--- BEGIN ---

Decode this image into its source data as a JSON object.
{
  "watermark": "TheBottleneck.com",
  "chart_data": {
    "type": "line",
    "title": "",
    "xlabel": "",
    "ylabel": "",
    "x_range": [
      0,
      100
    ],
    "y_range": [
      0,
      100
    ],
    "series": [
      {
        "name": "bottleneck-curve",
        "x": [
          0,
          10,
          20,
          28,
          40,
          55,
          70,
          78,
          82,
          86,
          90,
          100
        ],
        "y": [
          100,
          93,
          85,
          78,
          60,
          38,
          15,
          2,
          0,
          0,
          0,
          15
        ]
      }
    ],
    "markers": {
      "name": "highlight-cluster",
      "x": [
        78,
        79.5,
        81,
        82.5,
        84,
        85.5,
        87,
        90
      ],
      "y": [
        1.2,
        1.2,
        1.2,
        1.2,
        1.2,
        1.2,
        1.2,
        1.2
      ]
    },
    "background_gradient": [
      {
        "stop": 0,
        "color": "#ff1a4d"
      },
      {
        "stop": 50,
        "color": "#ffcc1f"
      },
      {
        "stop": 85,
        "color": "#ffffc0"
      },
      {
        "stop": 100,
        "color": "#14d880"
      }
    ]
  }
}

--- END ---

→ **To be done**: Go through the records and gather the lines that hold "name".

→ **Output**:
        "name": "bottleneck-curve",
      "name": "highlight-cluster",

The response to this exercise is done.